[Data records]
## START

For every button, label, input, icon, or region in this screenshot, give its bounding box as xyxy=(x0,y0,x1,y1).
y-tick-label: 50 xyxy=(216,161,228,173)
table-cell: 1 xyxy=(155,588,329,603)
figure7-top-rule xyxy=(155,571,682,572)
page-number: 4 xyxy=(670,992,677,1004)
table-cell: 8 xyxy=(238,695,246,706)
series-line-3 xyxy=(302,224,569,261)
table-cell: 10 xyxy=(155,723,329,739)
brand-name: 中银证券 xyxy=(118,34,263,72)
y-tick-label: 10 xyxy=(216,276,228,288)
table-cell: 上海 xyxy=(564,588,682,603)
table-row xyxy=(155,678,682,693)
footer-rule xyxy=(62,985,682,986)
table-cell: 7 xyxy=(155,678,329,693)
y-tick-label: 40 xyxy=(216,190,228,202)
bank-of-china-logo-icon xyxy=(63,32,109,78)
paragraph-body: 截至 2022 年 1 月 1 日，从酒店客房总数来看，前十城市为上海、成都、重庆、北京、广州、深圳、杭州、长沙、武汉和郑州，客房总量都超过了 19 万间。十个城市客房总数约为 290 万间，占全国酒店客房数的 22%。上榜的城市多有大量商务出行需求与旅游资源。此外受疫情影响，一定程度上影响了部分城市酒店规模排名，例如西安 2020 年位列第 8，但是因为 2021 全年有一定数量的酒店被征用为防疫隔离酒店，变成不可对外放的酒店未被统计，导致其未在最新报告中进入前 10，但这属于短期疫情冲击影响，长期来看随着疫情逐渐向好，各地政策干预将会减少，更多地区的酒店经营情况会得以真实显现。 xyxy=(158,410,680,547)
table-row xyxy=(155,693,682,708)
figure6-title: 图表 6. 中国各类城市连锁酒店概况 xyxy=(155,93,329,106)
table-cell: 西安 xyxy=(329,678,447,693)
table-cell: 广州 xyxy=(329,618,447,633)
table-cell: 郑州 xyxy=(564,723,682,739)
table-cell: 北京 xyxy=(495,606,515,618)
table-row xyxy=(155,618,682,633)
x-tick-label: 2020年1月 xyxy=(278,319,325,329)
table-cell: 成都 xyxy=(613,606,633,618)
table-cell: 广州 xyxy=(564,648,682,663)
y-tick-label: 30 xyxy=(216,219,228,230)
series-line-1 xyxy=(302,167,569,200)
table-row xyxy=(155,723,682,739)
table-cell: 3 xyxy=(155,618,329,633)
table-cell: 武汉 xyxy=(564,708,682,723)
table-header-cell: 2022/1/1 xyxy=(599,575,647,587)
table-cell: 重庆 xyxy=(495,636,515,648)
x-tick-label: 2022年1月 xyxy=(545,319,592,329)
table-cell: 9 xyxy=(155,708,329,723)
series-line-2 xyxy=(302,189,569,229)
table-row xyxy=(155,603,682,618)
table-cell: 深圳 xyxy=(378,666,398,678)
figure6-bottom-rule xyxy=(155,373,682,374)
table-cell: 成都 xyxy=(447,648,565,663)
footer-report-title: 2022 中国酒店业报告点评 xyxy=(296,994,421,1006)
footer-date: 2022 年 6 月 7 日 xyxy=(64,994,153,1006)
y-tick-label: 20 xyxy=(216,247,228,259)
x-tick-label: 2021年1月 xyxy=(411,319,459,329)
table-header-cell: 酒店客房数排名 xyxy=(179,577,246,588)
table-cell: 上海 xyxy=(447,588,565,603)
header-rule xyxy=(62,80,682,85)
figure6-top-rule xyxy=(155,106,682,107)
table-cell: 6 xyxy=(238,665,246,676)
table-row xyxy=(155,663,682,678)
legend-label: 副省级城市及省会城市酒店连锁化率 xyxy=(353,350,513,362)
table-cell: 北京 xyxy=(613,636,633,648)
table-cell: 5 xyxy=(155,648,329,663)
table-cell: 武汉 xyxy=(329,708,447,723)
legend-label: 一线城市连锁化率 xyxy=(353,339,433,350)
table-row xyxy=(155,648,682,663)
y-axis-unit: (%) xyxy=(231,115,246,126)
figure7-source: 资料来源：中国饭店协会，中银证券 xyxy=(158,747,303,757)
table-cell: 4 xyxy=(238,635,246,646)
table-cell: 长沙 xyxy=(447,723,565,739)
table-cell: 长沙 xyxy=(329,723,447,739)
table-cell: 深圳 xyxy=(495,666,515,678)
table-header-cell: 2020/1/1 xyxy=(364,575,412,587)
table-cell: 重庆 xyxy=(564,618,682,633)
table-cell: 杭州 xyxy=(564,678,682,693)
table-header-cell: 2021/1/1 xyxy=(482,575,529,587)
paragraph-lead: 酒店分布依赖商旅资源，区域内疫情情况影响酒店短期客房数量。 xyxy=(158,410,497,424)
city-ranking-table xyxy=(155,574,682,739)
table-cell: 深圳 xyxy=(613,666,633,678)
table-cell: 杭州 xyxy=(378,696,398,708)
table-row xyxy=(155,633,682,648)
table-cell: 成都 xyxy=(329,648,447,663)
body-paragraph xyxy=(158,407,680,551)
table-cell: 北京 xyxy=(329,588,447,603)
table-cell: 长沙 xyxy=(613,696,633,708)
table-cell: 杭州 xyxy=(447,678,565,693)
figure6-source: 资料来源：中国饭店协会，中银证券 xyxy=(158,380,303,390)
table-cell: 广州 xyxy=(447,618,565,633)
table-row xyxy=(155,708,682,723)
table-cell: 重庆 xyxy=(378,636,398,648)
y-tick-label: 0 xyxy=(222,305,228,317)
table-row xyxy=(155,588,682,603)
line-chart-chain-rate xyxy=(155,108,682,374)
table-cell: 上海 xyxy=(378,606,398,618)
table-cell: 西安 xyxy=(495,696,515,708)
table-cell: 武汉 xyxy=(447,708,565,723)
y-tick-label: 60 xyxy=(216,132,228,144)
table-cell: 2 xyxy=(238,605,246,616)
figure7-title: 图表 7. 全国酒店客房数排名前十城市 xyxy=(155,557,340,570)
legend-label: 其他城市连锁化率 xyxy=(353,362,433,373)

## END

### WRITTEN INSTRUCTION:
Rewrite the rows that start at the first row and end at the line containing "footer-report-title: 2022 中国酒店业报告点评", swapping "y-tick-label" for "y-axis-label" and changing nothing else.

### TASK OUTPUT:
For every button, label, input, icon, or region in this screenshot, give its bounding box as xyxy=(x0,y0,x1,y1).
y-axis-label: 50 xyxy=(216,161,228,173)
table-cell: 1 xyxy=(155,588,329,603)
figure7-top-rule xyxy=(155,571,682,572)
page-number: 4 xyxy=(670,992,677,1004)
table-cell: 8 xyxy=(238,695,246,706)
series-line-3 xyxy=(302,224,569,261)
table-cell: 10 xyxy=(155,723,329,739)
brand-name: 中银证券 xyxy=(118,34,263,72)
y-axis-label: 10 xyxy=(216,276,228,288)
table-cell: 上海 xyxy=(564,588,682,603)
table-row xyxy=(155,678,682,693)
footer-rule xyxy=(62,985,682,986)
table-cell: 7 xyxy=(155,678,329,693)
y-axis-label: 40 xyxy=(216,190,228,202)
bank-of-china-logo-icon xyxy=(63,32,109,78)
paragraph-body: 截至 2022 年 1 月 1 日，从酒店客房总数来看，前十城市为上海、成都、重庆、北京、广州、深圳、杭州、长沙、武汉和郑州，客房总量都超过了 19 万间。十个城市客房总数约为 290 万间，占全国酒店客房数的 22%。上榜的城市多有大量商务出行需求与旅游资源。此外受疫情影响，一定程度上影响了部分城市酒店规模排名，例如西安 2020 年位列第 8，但是因为 2021 全年有一定数量的酒店被征用为防疫隔离酒店，变成不可对外放的酒店未被统计，导致其未在最新报告中进入前 10，但这属于短期疫情冲击影响，长期来看随着疫情逐渐向好，各地政策干预将会减少，更多地区的酒店经营情况会得以真实显现。 xyxy=(158,410,680,547)
table-row xyxy=(155,693,682,708)
figure6-title: 图表 6. 中国各类城市连锁酒店概况 xyxy=(155,93,329,106)
table-cell: 西安 xyxy=(329,678,447,693)
table-cell: 广州 xyxy=(329,618,447,633)
table-cell: 郑州 xyxy=(564,723,682,739)
table-cell: 北京 xyxy=(495,606,515,618)
table-row xyxy=(155,618,682,633)
x-tick-label: 2020年1月 xyxy=(278,319,325,329)
table-cell: 成都 xyxy=(613,606,633,618)
table-cell: 广州 xyxy=(564,648,682,663)
y-axis-label: 30 xyxy=(216,219,228,230)
series-line-1 xyxy=(302,167,569,200)
table-row xyxy=(155,723,682,739)
table-cell: 3 xyxy=(155,618,329,633)
table-cell: 武汉 xyxy=(564,708,682,723)
table-header-cell: 2022/1/1 xyxy=(599,575,647,587)
table-cell: 重庆 xyxy=(495,636,515,648)
x-tick-label: 2022年1月 xyxy=(545,319,592,329)
table-cell: 9 xyxy=(155,708,329,723)
series-line-2 xyxy=(302,189,569,229)
table-row xyxy=(155,603,682,618)
table-cell: 深圳 xyxy=(378,666,398,678)
figure6-bottom-rule xyxy=(155,373,682,374)
table-cell: 成都 xyxy=(447,648,565,663)
footer-report-title: 2022 中国酒店业报告点评 xyxy=(296,994,421,1006)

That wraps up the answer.